(Recorded data)
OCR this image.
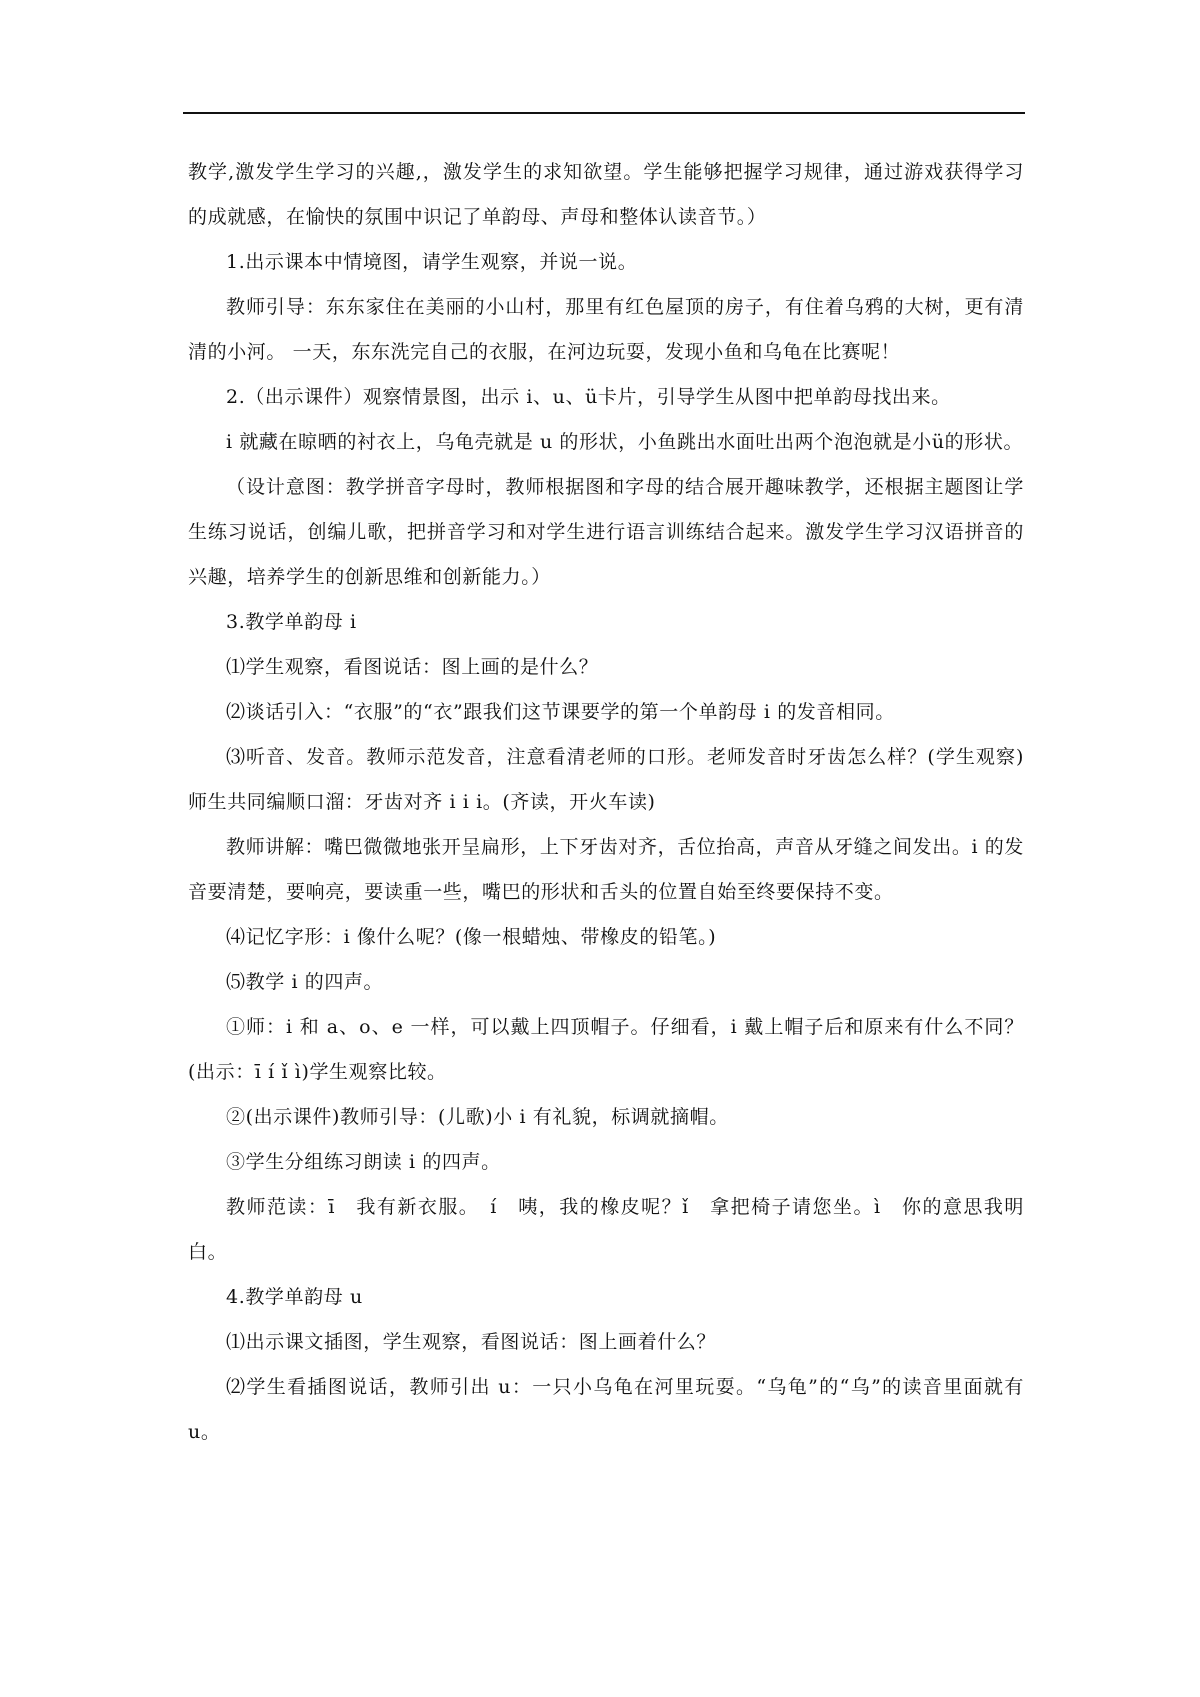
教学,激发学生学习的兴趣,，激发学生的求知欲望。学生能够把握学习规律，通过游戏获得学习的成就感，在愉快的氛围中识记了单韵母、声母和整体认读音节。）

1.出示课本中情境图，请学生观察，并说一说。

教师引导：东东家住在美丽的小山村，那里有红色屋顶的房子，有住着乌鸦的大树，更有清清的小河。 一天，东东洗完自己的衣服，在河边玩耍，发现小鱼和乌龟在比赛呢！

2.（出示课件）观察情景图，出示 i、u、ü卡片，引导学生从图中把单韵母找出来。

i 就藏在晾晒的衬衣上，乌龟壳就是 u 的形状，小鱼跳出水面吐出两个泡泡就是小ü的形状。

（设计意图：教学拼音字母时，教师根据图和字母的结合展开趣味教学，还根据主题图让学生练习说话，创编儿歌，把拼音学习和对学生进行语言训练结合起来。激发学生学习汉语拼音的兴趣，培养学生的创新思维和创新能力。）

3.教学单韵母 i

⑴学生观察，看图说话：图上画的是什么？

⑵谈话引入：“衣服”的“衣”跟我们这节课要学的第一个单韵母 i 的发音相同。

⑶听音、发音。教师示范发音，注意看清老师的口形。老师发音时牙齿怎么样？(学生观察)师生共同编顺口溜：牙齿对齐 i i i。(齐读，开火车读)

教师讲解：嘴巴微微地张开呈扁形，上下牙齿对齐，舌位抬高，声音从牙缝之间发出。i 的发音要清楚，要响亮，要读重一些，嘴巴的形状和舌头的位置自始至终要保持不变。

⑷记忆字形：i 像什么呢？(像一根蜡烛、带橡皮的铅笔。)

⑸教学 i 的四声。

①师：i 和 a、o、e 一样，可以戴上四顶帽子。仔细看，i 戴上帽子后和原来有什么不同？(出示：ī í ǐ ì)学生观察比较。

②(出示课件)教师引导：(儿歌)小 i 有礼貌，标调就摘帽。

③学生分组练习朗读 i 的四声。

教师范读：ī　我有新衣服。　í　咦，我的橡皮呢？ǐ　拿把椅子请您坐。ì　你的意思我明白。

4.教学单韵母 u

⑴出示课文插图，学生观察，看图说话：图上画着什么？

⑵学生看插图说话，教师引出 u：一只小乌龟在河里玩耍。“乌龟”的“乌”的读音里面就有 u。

The problem: Set down the material exactly, every line of it, except for the pictures.

Expected answer:
OCR this image.
教学,激发学生学习的兴趣,，激发学生的求知欲望。学生能够把握学习规律，通过游戏获得学习的成就感，在愉快的氛围中识记了单韵母、声母和整体认读音节。）

1.出示课本中情境图，请学生观察，并说一说。

教师引导：东东家住在美丽的小山村，那里有红色屋顶的房子，有住着乌鸦的大树，更有清清的小河。 一天，东东洗完自己的衣服，在河边玩耍，发现小鱼和乌龟在比赛呢！

2.（出示课件）观察情景图，出示 i、u、ü卡片，引导学生从图中把单韵母找出来。

i 就藏在晾晒的衬衣上，乌龟壳就是 u 的形状，小鱼跳出水面吐出两个泡泡就是小ü的形状。

（设计意图：教学拼音字母时，教师根据图和字母的结合展开趣味教学，还根据主题图让学生练习说话，创编儿歌，把拼音学习和对学生进行语言训练结合起来。激发学生学习汉语拼音的兴趣，培养学生的创新思维和创新能力。）

3.教学单韵母 i

⑴学生观察，看图说话：图上画的是什么？

⑵谈话引入：“衣服”的“衣”跟我们这节课要学的第一个单韵母 i 的发音相同。

⑶听音、发音。教师示范发音，注意看清老师的口形。老师发音时牙齿怎么样？(学生观察)师生共同编顺口溜：牙齿对齐 i i i。(齐读，开火车读)

教师讲解：嘴巴微微地张开呈扁形，上下牙齿对齐，舌位抬高，声音从牙缝之间发出。i 的发音要清楚，要响亮，要读重一些，嘴巴的形状和舌头的位置自始至终要保持不变。

⑷记忆字形：i 像什么呢？(像一根蜡烛、带橡皮的铅笔。)

⑸教学 i 的四声。

①师：i 和 a、o、e 一样，可以戴上四顶帽子。仔细看，i 戴上帽子后和原来有什么不同？(出示：ī í ǐ ì)学生观察比较。

②(出示课件)教师引导：(儿歌)小 i 有礼貌，标调就摘帽。

③学生分组练习朗读 i 的四声。

教师范读：ī　我有新衣服。　í　咦，我的橡皮呢？ǐ　拿把椅子请您坐。ì　你的意思我明白。

4.教学单韵母 u

⑴出示课文插图，学生观察，看图说话：图上画着什么？

⑵学生看插图说话，教师引出 u：一只小乌龟在河里玩耍。“乌龟”的“乌”的读音里面就有 u。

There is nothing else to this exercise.